## DATA ENTRIES
+ + + + +
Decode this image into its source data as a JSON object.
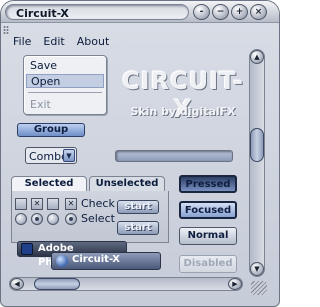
{
  "window": {
    "title": "Circuit-X"
  },
  "title_buttons": [
    "-",
    "−",
    "+",
    "×"
  ],
  "menu": [
    "File",
    "Edit",
    "About"
  ],
  "listbox": {
    "items": [
      "Save",
      "Open",
      "Exit"
    ],
    "selected": "Open",
    "disabled": "Exit"
  },
  "logo": {
    "main": "CIRCUIT-X",
    "sub": "Skin by digitalFX"
  },
  "group_button": "Group",
  "combo": {
    "value": "Combo",
    "arrow_icon": "triangle-down"
  },
  "progress": {
    "value": 0
  },
  "tabs": [
    {
      "label": "Selected",
      "active": true
    },
    {
      "label": "Unselected",
      "active": false
    }
  ],
  "checks": {
    "label": "Check",
    "states": [
      "unchecked",
      "checked",
      "unchecked",
      "checked"
    ]
  },
  "radios": {
    "label": "Select",
    "states": [
      "off",
      "on",
      "off",
      "on"
    ]
  },
  "start_buttons": [
    "start",
    "start"
  ],
  "taskbar": {
    "photoshop": "Adobe Photoshop",
    "circuitx": "Circuit-X"
  },
  "state_buttons": [
    "Pressed",
    "Focused",
    "Normal",
    "Disabled"
  ],
  "colors": {
    "accent": "#6f8fc7",
    "frame": "#c6ccd8",
    "dark": "#2c3448"
  }
}
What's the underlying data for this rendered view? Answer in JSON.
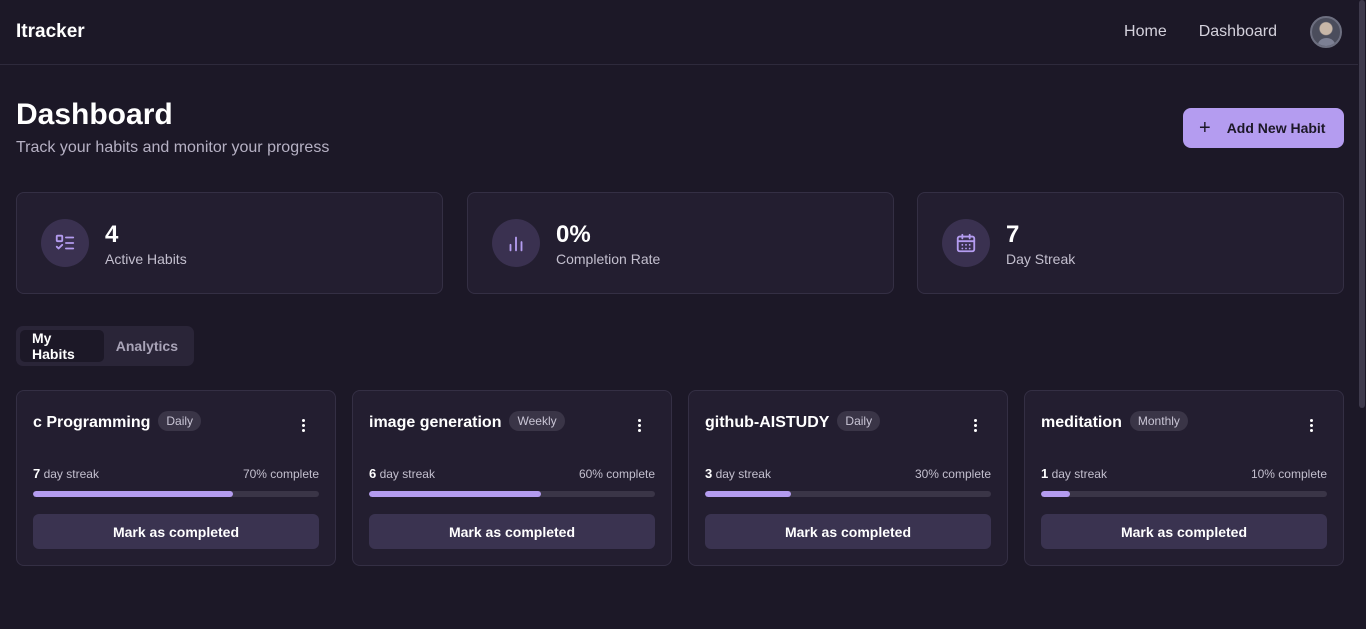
{
  "nav": {
    "brand": "Itracker",
    "links": [
      "Home",
      "Dashboard"
    ]
  },
  "page": {
    "title": "Dashboard",
    "subtitle": "Track your habits and monitor your progress",
    "add_button": "Add New Habit"
  },
  "stats": [
    {
      "value": "4",
      "label": "Active Habits",
      "icon": "list-check-icon"
    },
    {
      "value": "0%",
      "label": "Completion Rate",
      "icon": "bar-chart-icon"
    },
    {
      "value": "7",
      "label": "Day Streak",
      "icon": "calendar-icon"
    }
  ],
  "tabs": [
    "My Habits",
    "Analytics"
  ],
  "habits": [
    {
      "name": "c Programming",
      "frequency": "Daily",
      "streak": "7",
      "streak_suffix": "day streak",
      "complete": "70% complete",
      "progress": 0.7,
      "action": "Mark as completed"
    },
    {
      "name": "image generation",
      "frequency": "Weekly",
      "streak": "6",
      "streak_suffix": "day streak",
      "complete": "60% complete",
      "progress": 0.6,
      "action": "Mark as completed"
    },
    {
      "name": "github-AISTUDY",
      "frequency": "Daily",
      "streak": "3",
      "streak_suffix": "day streak",
      "complete": "30% complete",
      "progress": 0.3,
      "action": "Mark as completed"
    },
    {
      "name": "meditation",
      "frequency": "Monthly",
      "streak": "1",
      "streak_suffix": "day streak",
      "complete": "10% complete",
      "progress": 0.1,
      "action": "Mark as completed"
    }
  ],
  "colors": {
    "background": "#1c1827",
    "card": "#231e30",
    "accent": "#b49cf0"
  }
}
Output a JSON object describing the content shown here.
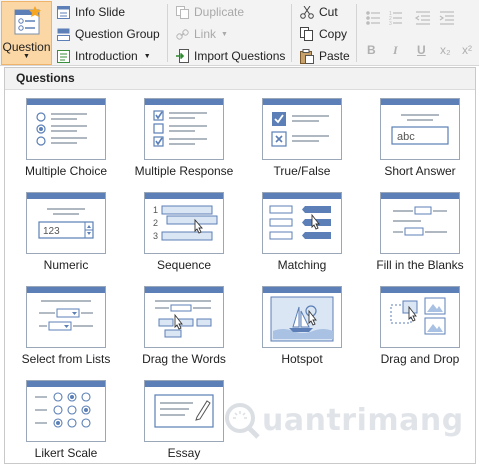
{
  "ribbon": {
    "question_button": "Question",
    "group1": {
      "info_slide": "Info Slide",
      "question_group": "Question Group",
      "introduction": "Introduction"
    },
    "group2": {
      "duplicate": "Duplicate",
      "link": "Link",
      "import_questions": "Import Questions"
    },
    "group3": {
      "cut": "Cut",
      "copy": "Copy",
      "paste": "Paste"
    },
    "format": {
      "bold": "B",
      "italic": "I",
      "underline": "U",
      "subscript": "x₂",
      "superscript": "x²"
    }
  },
  "gallery": {
    "header": "Questions",
    "items": [
      {
        "label": "Multiple Choice",
        "icon": "multiple-choice-icon"
      },
      {
        "label": "Multiple Response",
        "icon": "multiple-response-icon"
      },
      {
        "label": "True/False",
        "icon": "true-false-icon"
      },
      {
        "label": "Short Answer",
        "icon": "short-answer-icon"
      },
      {
        "label": "Numeric",
        "icon": "numeric-icon"
      },
      {
        "label": "Sequence",
        "icon": "sequence-icon"
      },
      {
        "label": "Matching",
        "icon": "matching-icon"
      },
      {
        "label": "Fill in the Blanks",
        "icon": "fill-blanks-icon"
      },
      {
        "label": "Select from Lists",
        "icon": "select-lists-icon"
      },
      {
        "label": "Drag the Words",
        "icon": "drag-words-icon"
      },
      {
        "label": "Hotspot",
        "icon": "hotspot-icon"
      },
      {
        "label": "Drag and Drop",
        "icon": "drag-drop-icon"
      },
      {
        "label": "Likert Scale",
        "icon": "likert-scale-icon"
      },
      {
        "label": "Essay",
        "icon": "essay-icon"
      }
    ],
    "short_answer_text": "abc",
    "numeric_value": "123",
    "sequence_numbers": [
      "1",
      "2",
      "3"
    ]
  },
  "watermark": "uantrimang",
  "colors": {
    "accent_blue": "#5b7fb6",
    "selected_button": "#fbd7a6",
    "card_border": "#9aa7b8"
  }
}
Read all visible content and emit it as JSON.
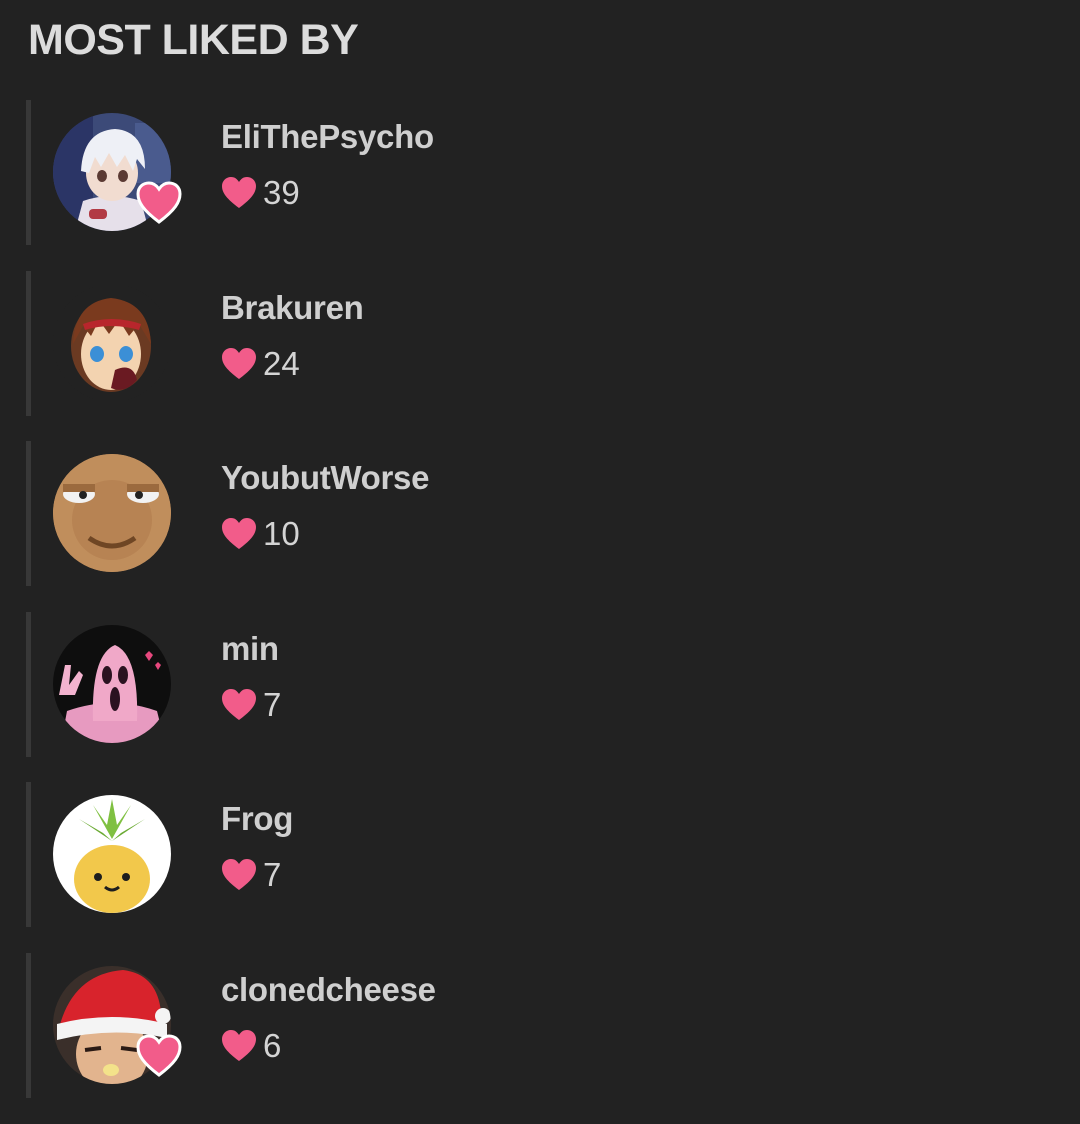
{
  "header": {
    "title": "MOST LIKED BY"
  },
  "colors": {
    "background": "#222222",
    "heart": "#f25c8a",
    "text": "#cfcfcf"
  },
  "users": [
    {
      "name": "EliThePsycho",
      "likes": "39",
      "avatar": "anime-white-hair-avatar",
      "badge": true
    },
    {
      "name": "Brakuren",
      "likes": "24",
      "avatar": "anime-brown-hair-avatar",
      "badge": false
    },
    {
      "name": "YoubutWorse",
      "likes": "10",
      "avatar": "bored-face-avatar",
      "badge": false
    },
    {
      "name": "min",
      "likes": "7",
      "avatar": "ghostface-pink-avatar",
      "badge": false
    },
    {
      "name": "Frog",
      "likes": "7",
      "avatar": "pineapple-avatar",
      "badge": false
    },
    {
      "name": "clonedcheese",
      "likes": "6",
      "avatar": "santa-hat-photo-avatar",
      "badge": true
    }
  ]
}
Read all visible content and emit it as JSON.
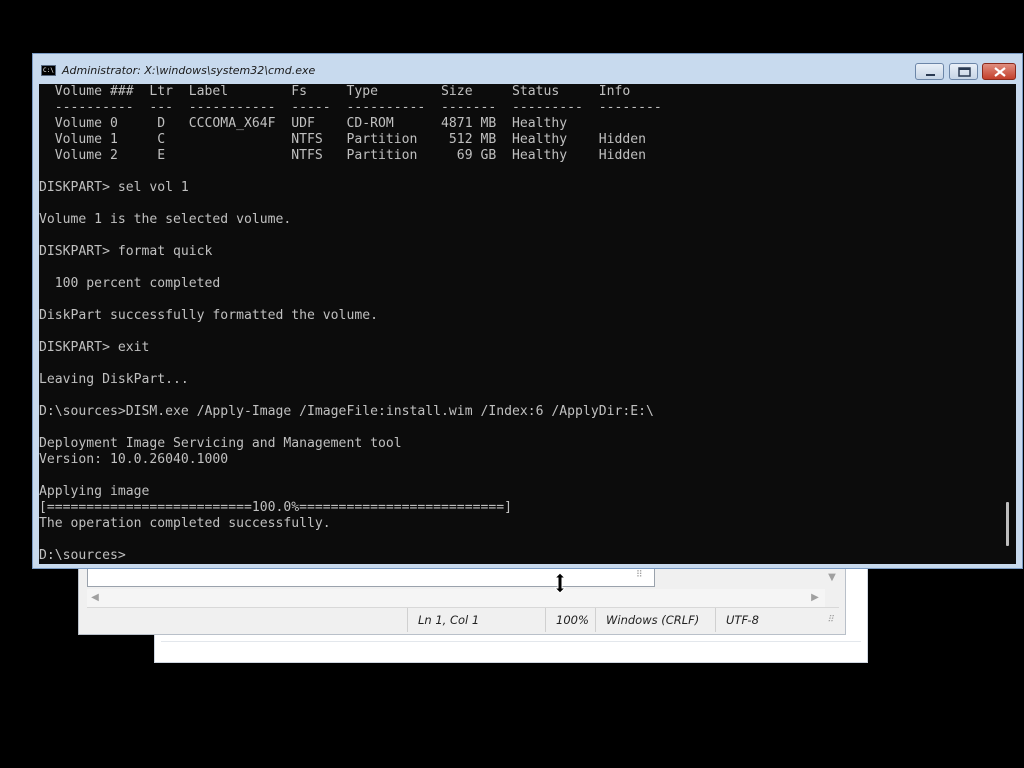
{
  "console_window": {
    "title": "Administrator: X:\\windows\\system32\\cmd.exe",
    "icon": "cmd-icon",
    "buttons": {
      "minimize": "minimize-icon",
      "maximize": "maximize-icon",
      "close": "close-icon"
    },
    "lines": [
      "  Volume ###  Ltr  Label        Fs     Type        Size     Status     Info",
      "  ----------  ---  -----------  -----  ----------  -------  ---------  --------",
      "  Volume 0     D   CCCOMA_X64F  UDF    CD-ROM      4871 MB  Healthy",
      "  Volume 1     C                NTFS   Partition    512 MB  Healthy    Hidden",
      "  Volume 2     E                NTFS   Partition     69 GB  Healthy    Hidden",
      "",
      "DISKPART> sel vol 1",
      "",
      "Volume 1 is the selected volume.",
      "",
      "DISKPART> format quick",
      "",
      "  100 percent completed",
      "",
      "DiskPart successfully formatted the volume.",
      "",
      "DISKPART> exit",
      "",
      "Leaving DiskPart...",
      "",
      "D:\\sources>DISM.exe /Apply-Image /ImageFile:install.wim /Index:6 /ApplyDir:E:\\",
      "",
      "Deployment Image Servicing and Management tool",
      "Version: 10.0.26040.1000",
      "",
      "Applying image",
      "[==========================100.0%==========================]",
      "The operation completed successfully.",
      "",
      "D:\\sources>"
    ]
  },
  "notepad_window": {
    "status": {
      "position": "Ln 1, Col 1",
      "zoom": "100%",
      "line_ending": "Windows (CRLF)",
      "encoding": "UTF-8"
    },
    "scroll_arrows": {
      "left": "◀",
      "right": "▶",
      "down": "▼"
    }
  },
  "colors": {
    "desktop": "#000000",
    "console_bg": "#0c0c0c",
    "console_text": "#c0c0c0",
    "frame": "#c8daee",
    "close_button": "#c4402c"
  }
}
+ + + + +
## PROBLEM DESCRIPTION
Take the data above and repeat it exactly, leaving each picture out.

## RESULT OF THE TASK
Decode this image into its source data as a JSON object.
{
  "window": {
    "title": "Circuit-X"
  },
  "title_buttons": [
    "-",
    "−",
    "+",
    "×"
  ],
  "menu": [
    "File",
    "Edit",
    "About"
  ],
  "listbox": {
    "items": [
      "Save",
      "Open",
      "Exit"
    ],
    "selected": "Open",
    "disabled": "Exit"
  },
  "logo": {
    "main": "CIRCUIT-X",
    "sub": "Skin by digitalFX"
  },
  "group_button": "Group",
  "combo": {
    "value": "Combo",
    "arrow_icon": "triangle-down"
  },
  "progress": {
    "value": 0
  },
  "tabs": [
    {
      "label": "Selected",
      "active": true
    },
    {
      "label": "Unselected",
      "active": false
    }
  ],
  "checks": {
    "label": "Check",
    "states": [
      "unchecked",
      "checked",
      "unchecked",
      "checked"
    ]
  },
  "radios": {
    "label": "Select",
    "states": [
      "off",
      "on",
      "off",
      "on"
    ]
  },
  "start_buttons": [
    "start",
    "start"
  ],
  "taskbar": {
    "photoshop": "Adobe Photoshop",
    "circuitx": "Circuit-X"
  },
  "state_buttons": [
    "Pressed",
    "Focused",
    "Normal",
    "Disabled"
  ],
  "colors": {
    "accent": "#6f8fc7",
    "frame": "#c6ccd8",
    "dark": "#2c3448"
  }
}
What's the underlying data for this rendered view? Answer in JSON.
{
  "nav": {
    "brand": "Itracker",
    "links": [
      "Home",
      "Dashboard"
    ]
  },
  "page": {
    "title": "Dashboard",
    "subtitle": "Track your habits and monitor your progress",
    "add_button": "Add New Habit"
  },
  "stats": [
    {
      "value": "4",
      "label": "Active Habits",
      "icon": "list-check-icon"
    },
    {
      "value": "0%",
      "label": "Completion Rate",
      "icon": "bar-chart-icon"
    },
    {
      "value": "7",
      "label": "Day Streak",
      "icon": "calendar-icon"
    }
  ],
  "tabs": [
    "My Habits",
    "Analytics"
  ],
  "habits": [
    {
      "name": "c Programming",
      "frequency": "Daily",
      "streak": "7",
      "streak_suffix": "day streak",
      "complete": "70% complete",
      "progress": 0.7,
      "action": "Mark as completed"
    },
    {
      "name": "image generation",
      "frequency": "Weekly",
      "streak": "6",
      "streak_suffix": "day streak",
      "complete": "60% complete",
      "progress": 0.6,
      "action": "Mark as completed"
    },
    {
      "name": "github-AISTUDY",
      "frequency": "Daily",
      "streak": "3",
      "streak_suffix": "day streak",
      "complete": "30% complete",
      "progress": 0.3,
      "action": "Mark as completed"
    },
    {
      "name": "meditation",
      "frequency": "Monthly",
      "streak": "1",
      "streak_suffix": "day streak",
      "complete": "10% complete",
      "progress": 0.1,
      "action": "Mark as completed"
    }
  ],
  "colors": {
    "background": "#1c1827",
    "card": "#231e30",
    "accent": "#b49cf0"
  }
}
Output a JSON object describing the content shown here.
{
  "ribbon": {
    "question_button": "Question",
    "group1": {
      "info_slide": "Info Slide",
      "question_group": "Question Group",
      "introduction": "Introduction"
    },
    "group2": {
      "duplicate": "Duplicate",
      "link": "Link",
      "import_questions": "Import Questions"
    },
    "group3": {
      "cut": "Cut",
      "copy": "Copy",
      "paste": "Paste"
    },
    "format": {
      "bold": "B",
      "italic": "I",
      "underline": "U",
      "subscript": "x₂",
      "superscript": "x²"
    }
  },
  "gallery": {
    "header": "Questions",
    "items": [
      {
        "label": "Multiple Choice",
        "icon": "multiple-choice-icon"
      },
      {
        "label": "Multiple Response",
        "icon": "multiple-response-icon"
      },
      {
        "label": "True/False",
        "icon": "true-false-icon"
      },
      {
        "label": "Short Answer",
        "icon": "short-answer-icon"
      },
      {
        "label": "Numeric",
        "icon": "numeric-icon"
      },
      {
        "label": "Sequence",
        "icon": "sequence-icon"
      },
      {
        "label": "Matching",
        "icon": "matching-icon"
      },
      {
        "label": "Fill in the Blanks",
        "icon": "fill-blanks-icon"
      },
      {
        "label": "Select from Lists",
        "icon": "select-lists-icon"
      },
      {
        "label": "Drag the Words",
        "icon": "drag-words-icon"
      },
      {
        "label": "Hotspot",
        "icon": "hotspot-icon"
      },
      {
        "label": "Drag and Drop",
        "icon": "drag-drop-icon"
      },
      {
        "label": "Likert Scale",
        "icon": "likert-scale-icon"
      },
      {
        "label": "Essay",
        "icon": "essay-icon"
      }
    ],
    "short_answer_text": "abc",
    "numeric_value": "123",
    "sequence_numbers": [
      "1",
      "2",
      "3"
    ]
  },
  "watermark": "uantrimang",
  "colors": {
    "accent_blue": "#5b7fb6",
    "selected_button": "#fbd7a6",
    "card_border": "#9aa7b8"
  }
}
Read all visible content and emit it as JSON.
{
  "header": {
    "title": "MOST LIKED BY"
  },
  "colors": {
    "background": "#222222",
    "heart": "#f25c8a",
    "text": "#cfcfcf"
  },
  "users": [
    {
      "name": "EliThePsycho",
      "likes": "39",
      "avatar": "anime-white-hair-avatar",
      "badge": true
    },
    {
      "name": "Brakuren",
      "likes": "24",
      "avatar": "anime-brown-hair-avatar",
      "badge": false
    },
    {
      "name": "YoubutWorse",
      "likes": "10",
      "avatar": "bored-face-avatar",
      "badge": false
    },
    {
      "name": "min",
      "likes": "7",
      "avatar": "ghostface-pink-avatar",
      "badge": false
    },
    {
      "name": "Frog",
      "likes": "7",
      "avatar": "pineapple-avatar",
      "badge": false
    },
    {
      "name": "clonedcheese",
      "likes": "6",
      "avatar": "santa-hat-photo-avatar",
      "badge": true
    }
  ]
}
Read all visible content and emit it as JSON.
{
  "console_window": {
    "title": "Administrator: X:\\windows\\system32\\cmd.exe",
    "icon": "cmd-icon",
    "buttons": {
      "minimize": "minimize-icon",
      "maximize": "maximize-icon",
      "close": "close-icon"
    },
    "lines": [
      "  Volume ###  Ltr  Label        Fs     Type        Size     Status     Info",
      "  ----------  ---  -----------  -----  ----------  -------  ---------  --------",
      "  Volume 0     D   CCCOMA_X64F  UDF    CD-ROM      4871 MB  Healthy",
      "  Volume 1     C                NTFS   Partition    512 MB  Healthy    Hidden",
      "  Volume 2     E                NTFS   Partition     69 GB  Healthy    Hidden",
      "",
      "DISKPART> sel vol 1",
      "",
      "Volume 1 is the selected volume.",
      "",
      "DISKPART> format quick",
      "",
      "  100 percent completed",
      "",
      "DiskPart successfully formatted the volume.",
      "",
      "DISKPART> exit",
      "",
      "Leaving DiskPart...",
      "",
      "D:\\sources>DISM.exe /Apply-Image /ImageFile:install.wim /Index:6 /ApplyDir:E:\\",
      "",
      "Deployment Image Servicing and Management tool",
      "Version: 10.0.26040.1000",
      "",
      "Applying image",
      "[==========================100.0%==========================]",
      "The operation completed successfully.",
      "",
      "D:\\sources>"
    ]
  },
  "notepad_window": {
    "status": {
      "position": "Ln 1, Col 1",
      "zoom": "100%",
      "line_ending": "Windows (CRLF)",
      "encoding": "UTF-8"
    },
    "scroll_arrows": {
      "left": "◀",
      "right": "▶",
      "down": "▼"
    }
  },
  "colors": {
    "desktop": "#000000",
    "console_bg": "#0c0c0c",
    "console_text": "#c0c0c0",
    "frame": "#c8daee",
    "close_button": "#c4402c"
  }
}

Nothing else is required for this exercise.